(Set task) Each record that follows should be repeated exactly, minus any images.

▼

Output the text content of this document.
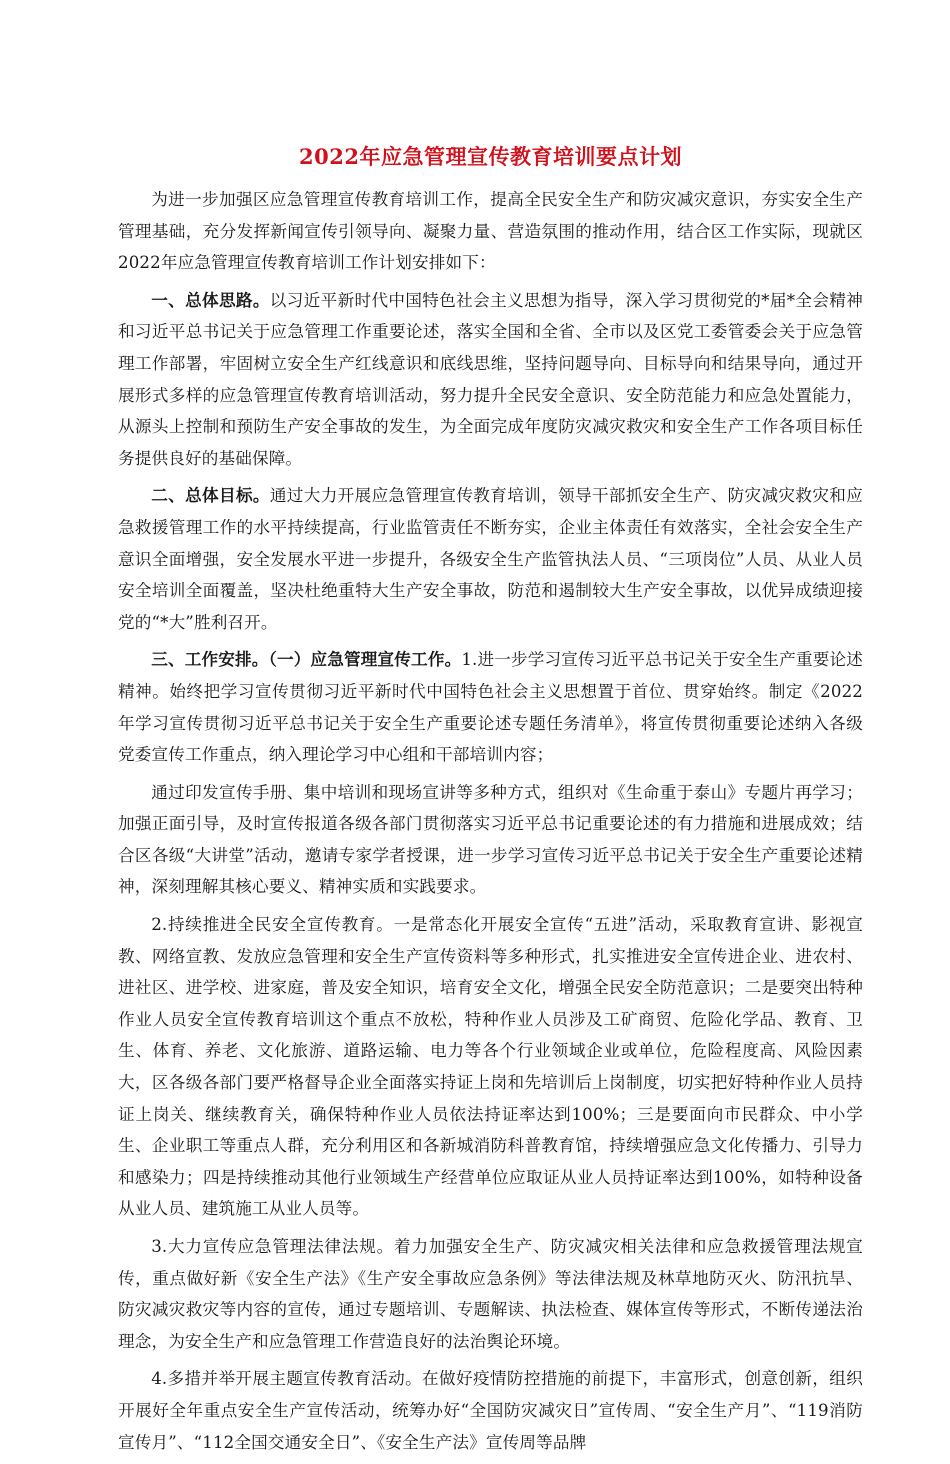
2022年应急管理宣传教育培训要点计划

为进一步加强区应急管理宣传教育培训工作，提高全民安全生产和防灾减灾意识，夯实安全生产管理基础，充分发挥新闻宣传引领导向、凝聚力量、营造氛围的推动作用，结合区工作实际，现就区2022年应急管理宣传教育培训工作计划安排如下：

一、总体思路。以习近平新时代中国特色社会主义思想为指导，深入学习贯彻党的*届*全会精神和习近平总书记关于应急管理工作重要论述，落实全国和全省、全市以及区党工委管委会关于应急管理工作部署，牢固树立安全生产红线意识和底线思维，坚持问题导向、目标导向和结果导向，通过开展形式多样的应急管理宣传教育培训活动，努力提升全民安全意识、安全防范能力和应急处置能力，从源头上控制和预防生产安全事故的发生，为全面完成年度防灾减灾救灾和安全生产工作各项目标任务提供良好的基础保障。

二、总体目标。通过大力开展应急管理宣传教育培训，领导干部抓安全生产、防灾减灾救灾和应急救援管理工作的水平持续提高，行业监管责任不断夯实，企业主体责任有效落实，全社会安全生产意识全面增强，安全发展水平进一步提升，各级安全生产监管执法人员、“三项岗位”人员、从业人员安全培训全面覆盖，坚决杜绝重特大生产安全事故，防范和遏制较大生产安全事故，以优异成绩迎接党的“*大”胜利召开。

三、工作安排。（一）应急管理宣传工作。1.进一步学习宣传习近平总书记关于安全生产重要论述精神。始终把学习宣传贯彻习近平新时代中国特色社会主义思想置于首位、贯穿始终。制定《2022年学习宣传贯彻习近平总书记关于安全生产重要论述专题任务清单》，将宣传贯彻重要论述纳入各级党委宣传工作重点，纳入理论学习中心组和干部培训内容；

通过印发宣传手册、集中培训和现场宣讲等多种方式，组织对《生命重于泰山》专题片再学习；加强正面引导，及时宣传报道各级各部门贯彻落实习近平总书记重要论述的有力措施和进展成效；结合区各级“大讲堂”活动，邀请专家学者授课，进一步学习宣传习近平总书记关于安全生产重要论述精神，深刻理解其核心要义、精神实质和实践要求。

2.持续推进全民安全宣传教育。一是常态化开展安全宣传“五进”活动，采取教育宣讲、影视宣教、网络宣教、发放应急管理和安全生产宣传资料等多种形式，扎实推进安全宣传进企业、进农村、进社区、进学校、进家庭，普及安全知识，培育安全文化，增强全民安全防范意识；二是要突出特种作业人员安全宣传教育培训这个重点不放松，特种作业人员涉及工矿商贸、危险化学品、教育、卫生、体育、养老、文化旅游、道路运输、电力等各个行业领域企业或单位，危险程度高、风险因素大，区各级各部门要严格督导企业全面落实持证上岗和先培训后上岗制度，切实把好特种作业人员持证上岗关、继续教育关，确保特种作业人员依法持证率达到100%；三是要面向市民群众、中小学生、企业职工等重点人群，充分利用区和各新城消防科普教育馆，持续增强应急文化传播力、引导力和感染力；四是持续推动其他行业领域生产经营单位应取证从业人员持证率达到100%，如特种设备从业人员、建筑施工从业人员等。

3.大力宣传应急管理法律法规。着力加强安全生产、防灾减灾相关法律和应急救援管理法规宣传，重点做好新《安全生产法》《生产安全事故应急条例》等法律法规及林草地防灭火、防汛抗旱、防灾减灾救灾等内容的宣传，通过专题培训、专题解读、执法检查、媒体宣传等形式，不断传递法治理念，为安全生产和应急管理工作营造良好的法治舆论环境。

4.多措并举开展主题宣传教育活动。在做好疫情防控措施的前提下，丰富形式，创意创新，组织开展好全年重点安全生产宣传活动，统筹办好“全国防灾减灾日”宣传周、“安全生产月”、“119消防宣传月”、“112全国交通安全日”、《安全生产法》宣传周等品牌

▲

(Result)
Output the text content of this document.
2022年应急管理宣传教育培训要点计划

为进一步加强区应急管理宣传教育培训工作，提高全民安全生产和防灾减灾意识，夯实安全生产管理基础，充分发挥新闻宣传引领导向、凝聚力量、营造氛围的推动作用，结合区工作实际，现就区2022年应急管理宣传教育培训工作计划安排如下：

一、总体思路。以习近平新时代中国特色社会主义思想为指导，深入学习贯彻党的*届*全会精神和习近平总书记关于应急管理工作重要论述，落实全国和全省、全市以及区党工委管委会关于应急管理工作部署，牢固树立安全生产红线意识和底线思维，坚持问题导向、目标导向和结果导向，通过开展形式多样的应急管理宣传教育培训活动，努力提升全民安全意识、安全防范能力和应急处置能力，从源头上控制和预防生产安全事故的发生，为全面完成年度防灾减灾救灾和安全生产工作各项目标任务提供良好的基础保障。

二、总体目标。通过大力开展应急管理宣传教育培训，领导干部抓安全生产、防灾减灾救灾和应急救援管理工作的水平持续提高，行业监管责任不断夯实，企业主体责任有效落实，全社会安全生产意识全面增强，安全发展水平进一步提升，各级安全生产监管执法人员、“三项岗位”人员、从业人员安全培训全面覆盖，坚决杜绝重特大生产安全事故，防范和遏制较大生产安全事故，以优异成绩迎接党的“*大”胜利召开。

三、工作安排。（一）应急管理宣传工作。1.进一步学习宣传习近平总书记关于安全生产重要论述精神。始终把学习宣传贯彻习近平新时代中国特色社会主义思想置于首位、贯穿始终。制定《2022年学习宣传贯彻习近平总书记关于安全生产重要论述专题任务清单》，将宣传贯彻重要论述纳入各级党委宣传工作重点，纳入理论学习中心组和干部培训内容；

通过印发宣传手册、集中培训和现场宣讲等多种方式，组织对《生命重于泰山》专题片再学习；加强正面引导，及时宣传报道各级各部门贯彻落实习近平总书记重要论述的有力措施和进展成效；结合区各级“大讲堂”活动，邀请专家学者授课，进一步学习宣传习近平总书记关于安全生产重要论述精神，深刻理解其核心要义、精神实质和实践要求。

2.持续推进全民安全宣传教育。一是常态化开展安全宣传“五进”活动，采取教育宣讲、影视宣教、网络宣教、发放应急管理和安全生产宣传资料等多种形式，扎实推进安全宣传进企业、进农村、进社区、进学校、进家庭，普及安全知识，培育安全文化，增强全民安全防范意识；二是要突出特种作业人员安全宣传教育培训这个重点不放松，特种作业人员涉及工矿商贸、危险化学品、教育、卫生、体育、养老、文化旅游、道路运输、电力等各个行业领域企业或单位，危险程度高、风险因素大，区各级各部门要严格督导企业全面落实持证上岗和先培训后上岗制度，切实把好特种作业人员持证上岗关、继续教育关，确保特种作业人员依法持证率达到100%；三是要面向市民群众、中小学生、企业职工等重点人群，充分利用区和各新城消防科普教育馆，持续增强应急文化传播力、引导力和感染力；四是持续推动其他行业领域生产经营单位应取证从业人员持证率达到100%，如特种设备从业人员、建筑施工从业人员等。

3.大力宣传应急管理法律法规。着力加强安全生产、防灾减灾相关法律和应急救援管理法规宣传，重点做好新《安全生产法》《生产安全事故应急条例》等法律法规及林草地防灭火、防汛抗旱、防灾减灾救灾等内容的宣传，通过专题培训、专题解读、执法检查、媒体宣传等形式，不断传递法治理念，为安全生产和应急管理工作营造良好的法治舆论环境。

4.多措并举开展主题宣传教育活动。在做好疫情防控措施的前提下，丰富形式，创意创新，组织开展好全年重点安全生产宣传活动，统筹办好“全国防灾减灾日”宣传周、“安全生产月”、“119消防宣传月”、“112全国交通安全日”、《安全生产法》宣传周等品牌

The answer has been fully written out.